* _EXERCISE OBJECTIVE_
Reproduce every one of the records below line for line, leaving out the pictures.

* _SUPPLIED DATA_
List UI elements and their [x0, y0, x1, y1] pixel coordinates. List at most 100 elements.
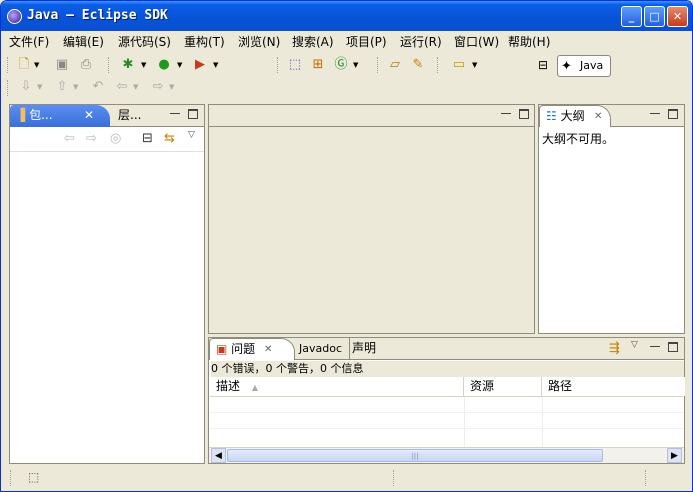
next-annotation-dropdown-icon[interactable]: ▼ — [37, 78, 42, 96]
back-icon[interactable]: ⇦ — [113, 78, 131, 96]
previous-annotation-dropdown-icon[interactable]: ▼ — [73, 78, 78, 96]
external-tools-icon[interactable]: ▶ — [191, 56, 209, 74]
search-icon[interactable]: ✎ — [409, 56, 427, 74]
menu-edit[interactable]: 编辑(E) — [63, 33, 104, 50]
view-menu-icon[interactable]: ▽ — [631, 340, 638, 350]
folder-dropdown-icon[interactable]: ▼ — [472, 56, 477, 74]
menu-project[interactable]: 项目(P) — [346, 33, 387, 50]
new-class-icon[interactable]: Ⓖ — [332, 56, 350, 74]
column-path[interactable]: 路径 — [542, 377, 685, 396]
navigation-toolbar: ⇩ ▼ ⇧ ▼ ↶ ⇦ ▼ ⇨ ▼ — [1, 78, 692, 102]
column-description-label: 描述 — [216, 379, 241, 393]
forward-icon[interactable]: ⇨ — [86, 131, 97, 146]
toolbar-grip[interactable] — [108, 57, 110, 73]
new-java-project-icon[interactable]: ⬚ — [286, 56, 304, 74]
editor-tabbar — [209, 105, 534, 127]
toolbar-grip[interactable] — [377, 57, 379, 73]
menu-file[interactable]: 文件(F) — [9, 33, 49, 50]
outline-message: 大纲不可用。 — [542, 132, 615, 146]
link-with-editor-icon[interactable]: ⇆ — [164, 131, 175, 146]
maximize-button[interactable]: □ — [644, 6, 665, 27]
close-tab-icon[interactable]: ✕ — [264, 339, 272, 360]
menu-source[interactable]: 源代码(S) — [118, 33, 171, 50]
menu-refactor[interactable]: 重构(T) — [184, 33, 225, 50]
tab-javadoc[interactable]: Javadoc — [299, 338, 342, 360]
maximize-view-icon[interactable] — [668, 109, 678, 119]
menu-run[interactable]: 运行(R) — [400, 33, 442, 50]
new-dropdown-icon[interactable]: ▼ — [34, 56, 39, 74]
tab-problems[interactable]: ▣ 问题 ✕ — [209, 338, 295, 360]
next-annotation-icon[interactable]: ⇩ — [17, 78, 35, 96]
column-description[interactable]: 描述 ▲ — [210, 377, 464, 396]
problems-icon: ▣ — [216, 342, 228, 356]
menu-help[interactable]: 帮助(H) — [508, 33, 550, 50]
print-icon[interactable]: ⎙ — [77, 56, 95, 74]
open-perspective-icon[interactable]: ⊟ — [538, 58, 554, 74]
forward-icon[interactable]: ⇨ — [149, 78, 167, 96]
column-resource[interactable]: 资源 — [464, 377, 542, 396]
editor-area — [208, 104, 535, 334]
minimize-view-icon[interactable] — [650, 346, 660, 348]
tab-outline-label: 大纲 — [560, 109, 585, 123]
toolbar-grip[interactable] — [437, 57, 439, 73]
previous-annotation-icon[interactable]: ⇧ — [53, 78, 71, 96]
menu-search[interactable]: 搜索(A) — [292, 33, 334, 50]
collapse-all-icon[interactable]: ⊟ — [142, 131, 153, 146]
open-type-icon[interactable]: ▱ — [386, 56, 404, 74]
save-icon[interactable]: ▣ — [53, 56, 71, 74]
close-tab-icon[interactable]: ✕ — [84, 105, 94, 126]
close-tab-icon[interactable]: ✕ — [594, 106, 602, 127]
tab-hierarchy[interactable]: 层... — [118, 105, 141, 127]
title-bar[interactable]: Java — Eclipse SDK _ □ ✕ — [1, 1, 692, 31]
java-perspective-icon: ✦ — [561, 59, 572, 74]
scroll-thumb[interactable]: ||| — [227, 449, 603, 462]
perspective-java-button[interactable]: ✦ Java — [557, 55, 611, 77]
new-icon[interactable]: 🗋 — [15, 56, 33, 74]
scroll-right-icon[interactable]: ▶ — [667, 448, 682, 463]
horizontal-scrollbar[interactable]: ◀ ||| ▶ — [209, 447, 684, 463]
up-icon[interactable]: ◎ — [110, 131, 121, 146]
perspective-label: Java — [580, 59, 604, 72]
status-grip — [393, 470, 395, 486]
run-icon[interactable]: ● — [155, 56, 173, 74]
scroll-left-icon[interactable]: ◀ — [211, 448, 226, 463]
tab-package-explorer[interactable]: ▐ 包... ✕ — [10, 105, 110, 127]
new-class-dropdown-icon[interactable]: ▼ — [353, 56, 358, 74]
debug-icon[interactable]: ✱ — [119, 56, 137, 74]
debug-dropdown-icon[interactable]: ▼ — [141, 56, 146, 74]
minimize-view-icon[interactable] — [170, 113, 180, 115]
tab-declaration[interactable]: 声明 — [349, 338, 376, 360]
window-title: Java — Eclipse SDK — [27, 8, 168, 23]
minimize-button[interactable]: _ — [621, 6, 642, 27]
package-explorer-panel: ▐ 包... ✕ 层... ⇦ ⇨ ◎ ⊟ ⇆ ▽ — [9, 104, 205, 464]
problems-tabbar: ▣ 问题 ✕ Javadoc 声明 ⇶ ▽ — [209, 338, 684, 360]
close-button[interactable]: ✕ — [667, 6, 688, 27]
maximize-view-icon[interactable] — [188, 109, 198, 119]
folder-icon[interactable]: ▭ — [450, 56, 468, 74]
toolbar-grip[interactable] — [7, 57, 9, 73]
new-package-icon[interactable]: ⊞ — [309, 56, 327, 74]
eclipse-window: Java — Eclipse SDK _ □ ✕ 文件(F) 编辑(E) 源代码… — [0, 0, 693, 492]
minimize-view-icon[interactable] — [501, 113, 511, 115]
run-dropdown-icon[interactable]: ▼ — [177, 56, 182, 74]
back-icon[interactable]: ⇦ — [64, 131, 75, 146]
forward-dropdown-icon[interactable]: ▼ — [169, 78, 174, 96]
outline-panel: ☷ 大纲 ✕ 大纲不可用。 — [538, 104, 685, 334]
external-tools-dropdown-icon[interactable]: ▼ — [213, 56, 218, 74]
maximize-view-icon[interactable] — [519, 109, 529, 119]
outline-tabbar: ☷ 大纲 ✕ — [539, 105, 684, 127]
back-dropdown-icon[interactable]: ▼ — [133, 78, 138, 96]
menu-window[interactable]: 窗口(W) — [454, 33, 499, 50]
toolbar-grip[interactable] — [277, 57, 279, 73]
view-menu-icon[interactable]: ▽ — [188, 130, 195, 140]
tab-outline[interactable]: ☷ 大纲 ✕ — [539, 105, 611, 127]
minimize-view-icon[interactable] — [650, 113, 660, 115]
last-edit-icon[interactable]: ↶ — [89, 78, 107, 96]
filter-icon[interactable]: ⇶ — [609, 341, 620, 356]
view-toolbar: ⇦ ⇨ ◎ ⊟ ⇆ ▽ — [10, 128, 204, 152]
fast-view-icon[interactable]: ⬚ — [28, 470, 39, 484]
problems-summary: 0 个错误，0 个警告，0 个信息 — [211, 361, 684, 377]
menu-navigate[interactable]: 浏览(N) — [238, 33, 280, 50]
toolbar-grip[interactable] — [7, 80, 9, 96]
maximize-view-icon[interactable] — [668, 342, 678, 352]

* _FULL OUTPUT_
List UI elements and their [x0, y0, x1, y1] pixel coordinates. List at most 100 elements.
next-annotation-dropdown-icon[interactable]: ▼ — [37, 78, 42, 96]
back-icon[interactable]: ⇦ — [113, 78, 131, 96]
previous-annotation-dropdown-icon[interactable]: ▼ — [73, 78, 78, 96]
external-tools-icon[interactable]: ▶ — [191, 56, 209, 74]
search-icon[interactable]: ✎ — [409, 56, 427, 74]
menu-edit[interactable]: 编辑(E) — [63, 33, 104, 50]
view-menu-icon[interactable]: ▽ — [631, 340, 638, 350]
folder-dropdown-icon[interactable]: ▼ — [472, 56, 477, 74]
menu-project[interactable]: 项目(P) — [346, 33, 387, 50]
new-class-icon[interactable]: Ⓖ — [332, 56, 350, 74]
column-path[interactable]: 路径 — [542, 377, 685, 396]
navigation-toolbar: ⇩ ▼ ⇧ ▼ ↶ ⇦ ▼ ⇨ ▼ — [1, 78, 692, 102]
column-description-label: 描述 — [216, 379, 241, 393]
forward-icon[interactable]: ⇨ — [86, 131, 97, 146]
toolbar-grip[interactable] — [108, 57, 110, 73]
new-java-project-icon[interactable]: ⬚ — [286, 56, 304, 74]
editor-tabbar — [209, 105, 534, 127]
toolbar-grip[interactable] — [377, 57, 379, 73]
menu-file[interactable]: 文件(F) — [9, 33, 49, 50]
outline-message: 大纲不可用。 — [542, 132, 615, 146]
link-with-editor-icon[interactable]: ⇆ — [164, 131, 175, 146]
maximize-button[interactable]: □ — [644, 6, 665, 27]
close-tab-icon[interactable]: ✕ — [264, 339, 272, 360]
menu-source[interactable]: 源代码(S) — [118, 33, 171, 50]
menu-refactor[interactable]: 重构(T) — [184, 33, 225, 50]
tab-javadoc[interactable]: Javadoc — [299, 338, 342, 360]
maximize-view-icon[interactable] — [668, 109, 678, 119]
menu-run[interactable]: 运行(R) — [400, 33, 442, 50]
new-dropdown-icon[interactable]: ▼ — [34, 56, 39, 74]
tab-problems[interactable]: ▣ 问题 ✕ — [209, 338, 295, 360]
next-annotation-icon[interactable]: ⇩ — [17, 78, 35, 96]
column-description[interactable]: 描述 ▲ — [210, 377, 464, 396]
problems-icon: ▣ — [216, 342, 228, 356]
menu-help[interactable]: 帮助(H) — [508, 33, 550, 50]
print-icon[interactable]: ⎙ — [77, 56, 95, 74]
open-perspective-icon[interactable]: ⊟ — [538, 58, 554, 74]
forward-icon[interactable]: ⇨ — [149, 78, 167, 96]
column-resource[interactable]: 资源 — [464, 377, 542, 396]
editor-area — [208, 104, 535, 334]
minimize-view-icon[interactable] — [650, 346, 660, 348]
tab-outline-label: 大纲 — [560, 109, 585, 123]
toolbar-grip[interactable] — [437, 57, 439, 73]
previous-annotation-icon[interactable]: ⇧ — [53, 78, 71, 96]
menu-search[interactable]: 搜索(A) — [292, 33, 334, 50]
collapse-all-icon[interactable]: ⊟ — [142, 131, 153, 146]
open-type-icon[interactable]: ▱ — [386, 56, 404, 74]
save-icon[interactable]: ▣ — [53, 56, 71, 74]
close-tab-icon[interactable]: ✕ — [84, 105, 94, 126]
close-tab-icon[interactable]: ✕ — [594, 106, 602, 127]
tab-hierarchy[interactable]: 层... — [118, 105, 141, 127]
title-bar[interactable]: Java — Eclipse SDK _ □ ✕ — [1, 1, 692, 31]
java-perspective-icon: ✦ — [561, 59, 572, 74]
scroll-thumb[interactable]: ||| — [227, 449, 603, 462]
perspective-java-button[interactable]: ✦ Java — [557, 55, 611, 77]
new-icon[interactable]: 🗋 — [15, 56, 33, 74]
scroll-right-icon[interactable]: ▶ — [667, 448, 682, 463]
horizontal-scrollbar[interactable]: ◀ ||| ▶ — [209, 447, 684, 463]
up-icon[interactable]: ◎ — [110, 131, 121, 146]
perspective-label: Java — [580, 59, 604, 72]
status-grip — [393, 470, 395, 486]
run-icon[interactable]: ● — [155, 56, 173, 74]
scroll-left-icon[interactable]: ◀ — [211, 448, 226, 463]
tab-package-explorer[interactable]: ▐ 包... ✕ — [10, 105, 110, 127]
new-class-dropdown-icon[interactable]: ▼ — [353, 56, 358, 74]
debug-icon[interactable]: ✱ — [119, 56, 137, 74]
debug-dropdown-icon[interactable]: ▼ — [141, 56, 146, 74]
minimize-view-icon[interactable] — [170, 113, 180, 115]
tab-declaration[interactable]: 声明 — [349, 338, 376, 360]
window-title: Java — Eclipse SDK — [27, 8, 168, 23]
minimize-button[interactable]: _ — [621, 6, 642, 27]
package-explorer-panel: ▐ 包... ✕ 层... ⇦ ⇨ ◎ ⊟ ⇆ ▽ — [9, 104, 205, 464]
problems-tabbar: ▣ 问题 ✕ Javadoc 声明 ⇶ ▽ — [209, 338, 684, 360]
close-button[interactable]: ✕ — [667, 6, 688, 27]
maximize-view-icon[interactable] — [188, 109, 198, 119]
folder-icon[interactable]: ▭ — [450, 56, 468, 74]
toolbar-grip[interactable] — [7, 57, 9, 73]
new-package-icon[interactable]: ⊞ — [309, 56, 327, 74]
eclipse-window: Java — Eclipse SDK _ □ ✕ 文件(F) 编辑(E) 源代码… — [0, 0, 693, 492]
minimize-view-icon[interactable] — [501, 113, 511, 115]
run-dropdown-icon[interactable]: ▼ — [177, 56, 182, 74]
back-icon[interactable]: ⇦ — [64, 131, 75, 146]
forward-dropdown-icon[interactable]: ▼ — [169, 78, 174, 96]
outline-panel: ☷ 大纲 ✕ 大纲不可用。 — [538, 104, 685, 334]
external-tools-dropdown-icon[interactable]: ▼ — [213, 56, 218, 74]
maximize-view-icon[interactable] — [519, 109, 529, 119]
outline-tabbar: ☷ 大纲 ✕ — [539, 105, 684, 127]
back-dropdown-icon[interactable]: ▼ — [133, 78, 138, 96]
menu-window[interactable]: 窗口(W) — [454, 33, 499, 50]
toolbar-grip[interactable] — [277, 57, 279, 73]
view-menu-icon[interactable]: ▽ — [188, 130, 195, 140]
tab-outline[interactable]: ☷ 大纲 ✕ — [539, 105, 611, 127]
minimize-view-icon[interactable] — [650, 113, 660, 115]
last-edit-icon[interactable]: ↶ — [89, 78, 107, 96]
filter-icon[interactable]: ⇶ — [609, 341, 620, 356]
view-toolbar: ⇦ ⇨ ◎ ⊟ ⇆ ▽ — [10, 128, 204, 152]
fast-view-icon[interactable]: ⬚ — [28, 470, 39, 484]
problems-summary: 0 个错误，0 个警告，0 个信息 — [211, 361, 684, 377]
menu-navigate[interactable]: 浏览(N) — [238, 33, 280, 50]
toolbar-grip[interactable] — [7, 80, 9, 96]
maximize-view-icon[interactable] — [668, 342, 678, 352]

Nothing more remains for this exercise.